- _SHORT TASK_: Omit the images, then print each record below exactly as it reads.

- _ENTRIES SUPPLIED_:
————————

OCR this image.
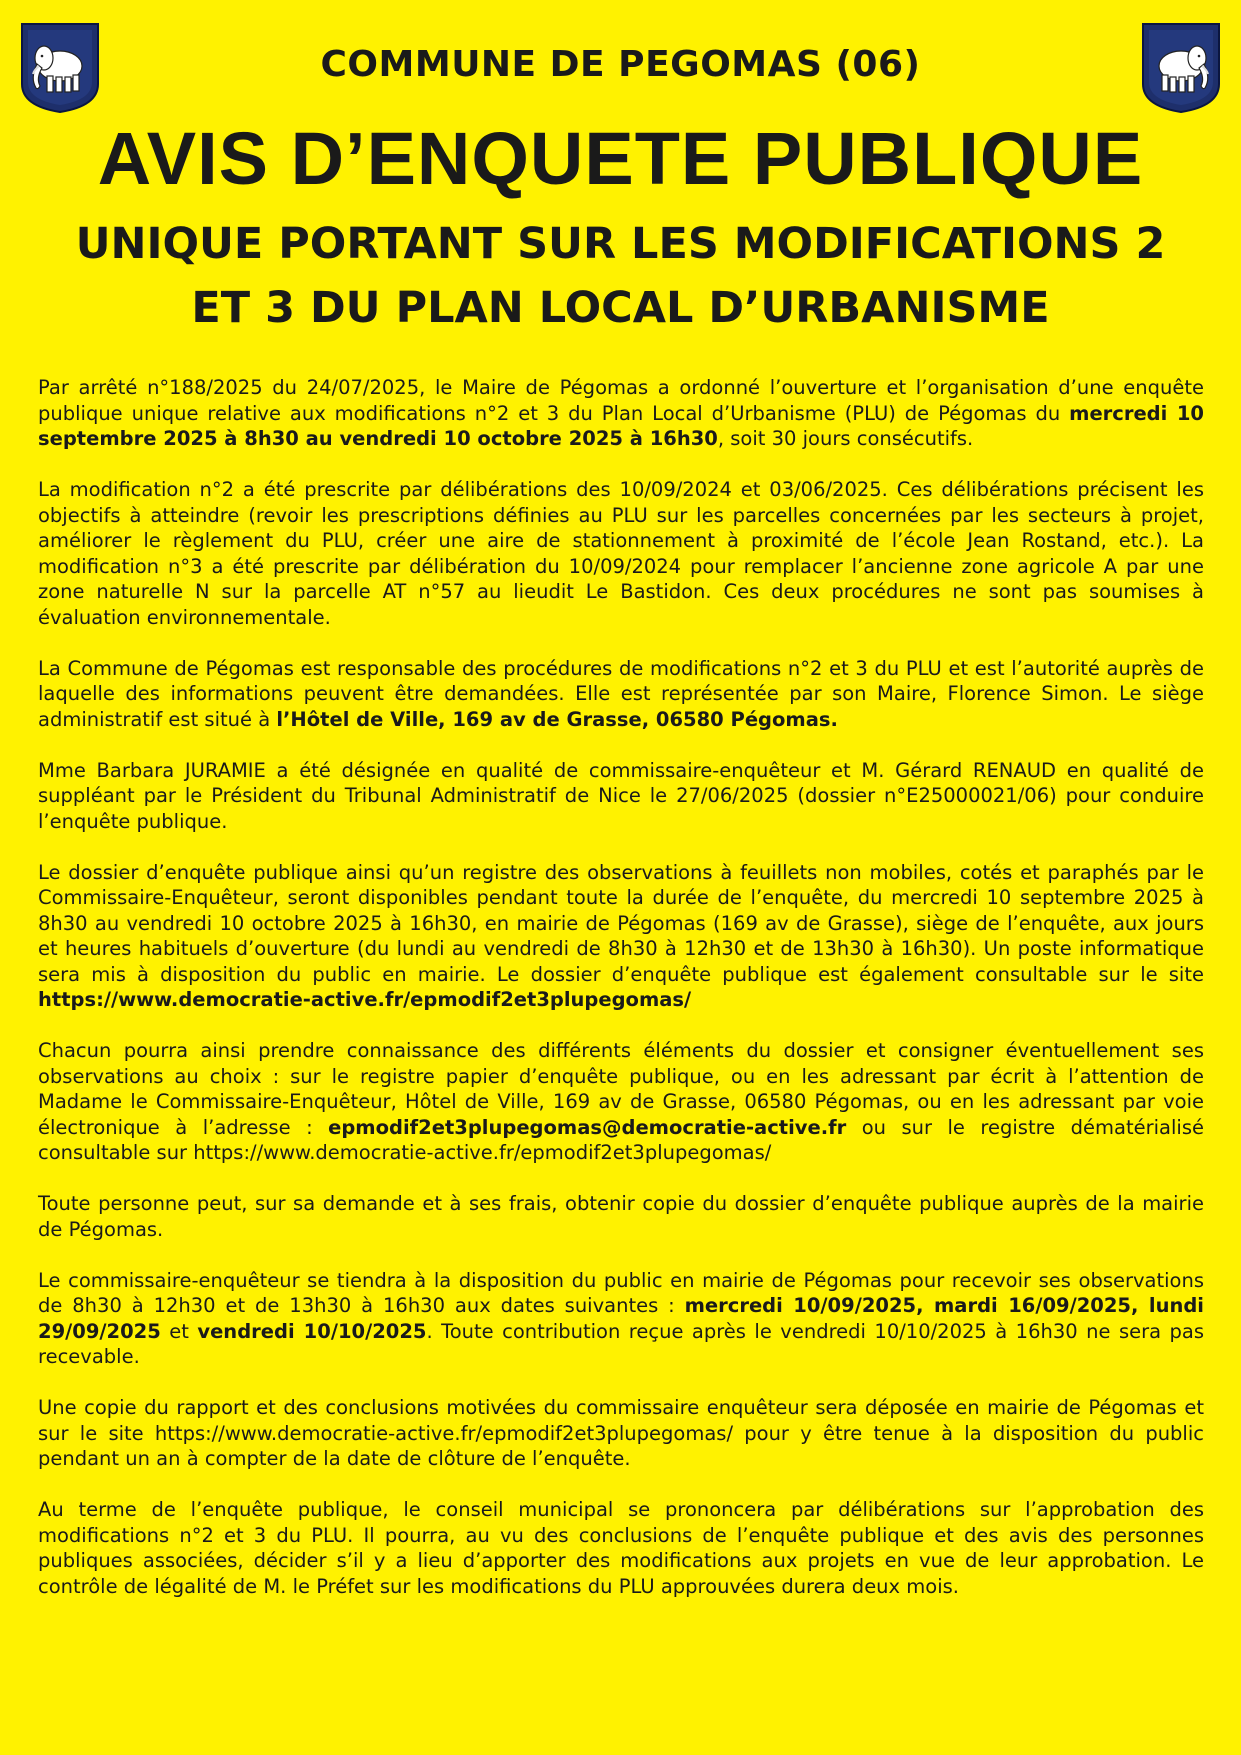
COMMUNE DE PEGOMAS (06)
AVIS D’ENQUETE PUBLIQUE
UNIQUE PORTANT SUR LES MODIFICATIONS 2 ET 3 DU PLAN LOCAL D’URBANISME

Par arrêté n°188/2025 du 24/07/2025, le Maire de Pégomas a ordonné l’ouverture et l’organisation d’une enquête publique unique relative aux modifications n°2 et 3 du Plan Local d’Urbanisme (PLU) de Pégomas du mercredi 10 septembre 2025 à 8h30 au vendredi 10 octobre 2025 à 16h30, soit 30 jours consécutifs.

La modification n°2 a été prescrite par délibérations des 10/09/2024 et 03/06/2025. Ces délibérations précisent les objectifs à atteindre (revoir les prescriptions définies au PLU sur les parcelles concernées par les secteurs à projet, améliorer le règlement du PLU, créer une aire de stationnement à proximité de l’école Jean Rostand, etc.). La modification n°3 a été prescrite par délibération du 10/09/2024 pour remplacer l’ancienne zone agricole A par une zone naturelle N sur la parcelle AT n°57 au lieudit Le Bastidon. Ces deux procédures ne sont pas soumises à évaluation environnementale.

La Commune de Pégomas est responsable des procédures de modifications n°2 et 3 du PLU et est l’autorité auprès de laquelle des informations peuvent être demandées. Elle est représentée par son Maire, Florence Simon. Le siège administratif est situé à l’Hôtel de Ville, 169 av de Grasse, 06580 Pégomas.

Mme Barbara JURAMIE a été désignée en qualité de commissaire-enquêteur et M. Gérard RENAUD en qualité de suppléant par le Président du Tribunal Administratif de Nice le 27/06/2025 (dossier n°E25000021/06) pour conduire l’enquête publique.

Le dossier d’enquête publique ainsi qu’un registre des observations à feuillets non mobiles, cotés et paraphés par le Commissaire-Enquêteur, seront disponibles pendant toute la durée de l’enquête, du mercredi 10 septembre 2025 à 8h30 au vendredi 10 octobre 2025 à 16h30, en mairie de Pégomas (169 av de Grasse), siège de l’enquête, aux jours et heures habituels d’ouverture (du lundi au vendredi de 8h30 à 12h30 et de 13h30 à 16h30). Un poste informatique sera mis à disposition du public en mairie. Le dossier d’enquête publique est également consultable sur le site https://www.democratie-active.fr/epmodif2et3plupegomas/

Chacun pourra ainsi prendre connaissance des différents éléments du dossier et consigner éventuellement ses observations au choix : sur le registre papier d’enquête publique, ou en les adressant par écrit à l’attention de Madame le Commissaire-Enquêteur, Hôtel de Ville, 169 av de Grasse, 06580 Pégomas, ou en les adressant par voie électronique à l’adresse : epmodif2et3plupegomas@democratie-active.fr ou sur le registre dématérialisé consultable sur https://www.democratie-active.fr/epmodif2et3plupegomas/

Toute personne peut, sur sa demande et à ses frais, obtenir copie du dossier d’enquête publique auprès de la mairie de Pégomas.

Le commissaire-enquêteur se tiendra à la disposition du public en mairie de Pégomas pour recevoir ses observations de 8h30 à 12h30 et de 13h30 à 16h30 aux dates suivantes : mercredi 10/09/2025, mardi 16/09/2025, lundi 29/09/2025 et vendredi 10/10/2025. Toute contribution reçue après le vendredi 10/10/2025 à 16h30 ne sera pas recevable.

Une copie du rapport et des conclusions motivées du commissaire enquêteur sera déposée en mairie de Pégomas et sur le site https://www.democratie-active.fr/epmodif2et3plupegomas/ pour y être tenue à la disposition du public pendant un an à compter de la date de clôture de l’enquête.

Au terme de l’enquête publique, le conseil municipal se prononcera par délibérations sur l’approbation des modifications n°2 et 3 du PLU. Il pourra, au vu des conclusions de l’enquête publique et des avis des personnes publiques associées, décider s’il y a lieu d’apporter des modifications aux projets en vue de leur approbation. Le contrôle de légalité de M. le Préfet sur les modifications du PLU approuvées durera deux mois.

————————

- _TASK SOLUTION_:
OCR this image.
COMMUNE DE PEGOMAS (06)
AVIS D’ENQUETE PUBLIQUE
UNIQUE PORTANT SUR LES MODIFICATIONS 2 ET 3 DU PLAN LOCAL D’URBANISME

Par arrêté n°188/2025 du 24/07/2025, le Maire de Pégomas a ordonné l’ouverture et l’organisation d’une enquête publique unique relative aux modifications n°2 et 3 du Plan Local d’Urbanisme (PLU) de Pégomas du mercredi 10 septembre 2025 à 8h30 au vendredi 10 octobre 2025 à 16h30, soit 30 jours consécutifs.

La modification n°2 a été prescrite par délibérations des 10/09/2024 et 03/06/2025. Ces délibérations précisent les objectifs à atteindre (revoir les prescriptions définies au PLU sur les parcelles concernées par les secteurs à projet, améliorer le règlement du PLU, créer une aire de stationnement à proximité de l’école Jean Rostand, etc.). La modification n°3 a été prescrite par délibération du 10/09/2024 pour remplacer l’ancienne zone agricole A par une zone naturelle N sur la parcelle AT n°57 au lieudit Le Bastidon. Ces deux procédures ne sont pas soumises à évaluation environnementale.

La Commune de Pégomas est responsable des procédures de modifications n°2 et 3 du PLU et est l’autorité auprès de laquelle des informations peuvent être demandées. Elle est représentée par son Maire, Florence Simon. Le siège administratif est situé à l’Hôtel de Ville, 169 av de Grasse, 06580 Pégomas.

Mme Barbara JURAMIE a été désignée en qualité de commissaire-enquêteur et M. Gérard RENAUD en qualité de suppléant par le Président du Tribunal Administratif de Nice le 27/06/2025 (dossier n°E25000021/06) pour conduire l’enquête publique.

Le dossier d’enquête publique ainsi qu’un registre des observations à feuillets non mobiles, cotés et paraphés par le Commissaire-Enquêteur, seront disponibles pendant toute la durée de l’enquête, du mercredi 10 septembre 2025 à 8h30 au vendredi 10 octobre 2025 à 16h30, en mairie de Pégomas (169 av de Grasse), siège de l’enquête, aux jours et heures habituels d’ouverture (du lundi au vendredi de 8h30 à 12h30 et de 13h30 à 16h30). Un poste informatique sera mis à disposition du public en mairie. Le dossier d’enquête publique est également consultable sur le site https://www.democratie-active.fr/epmodif2et3plupegomas/

Chacun pourra ainsi prendre connaissance des différents éléments du dossier et consigner éventuellement ses observations au choix : sur le registre papier d’enquête publique, ou en les adressant par écrit à l’attention de Madame le Commissaire-Enquêteur, Hôtel de Ville, 169 av de Grasse, 06580 Pégomas, ou en les adressant par voie électronique à l’adresse : epmodif2et3plupegomas@democratie-active.fr ou sur le registre dématérialisé consultable sur https://www.democratie-active.fr/epmodif2et3plupegomas/

Toute personne peut, sur sa demande et à ses frais, obtenir copie du dossier d’enquête publique auprès de la mairie de Pégomas.

Le commissaire-enquêteur se tiendra à la disposition du public en mairie de Pégomas pour recevoir ses observations de 8h30 à 12h30 et de 13h30 à 16h30 aux dates suivantes : mercredi 10/09/2025, mardi 16/09/2025, lundi 29/09/2025 et vendredi 10/10/2025. Toute contribution reçue après le vendredi 10/10/2025 à 16h30 ne sera pas recevable.

Une copie du rapport et des conclusions motivées du commissaire enquêteur sera déposée en mairie de Pégomas et sur le site https://www.democratie-active.fr/epmodif2et3plupegomas/ pour y être tenue à la disposition du public pendant un an à compter de la date de clôture de l’enquête.

Au terme de l’enquête publique, le conseil municipal se prononcera par délibérations sur l’approbation des modifications n°2 et 3 du PLU. Il pourra, au vu des conclusions de l’enquête publique et des avis des personnes publiques associées, décider s’il y a lieu d’apporter des modifications aux projets en vue de leur approbation. Le contrôle de légalité de M. le Préfet sur les modifications du PLU approuvées durera deux mois.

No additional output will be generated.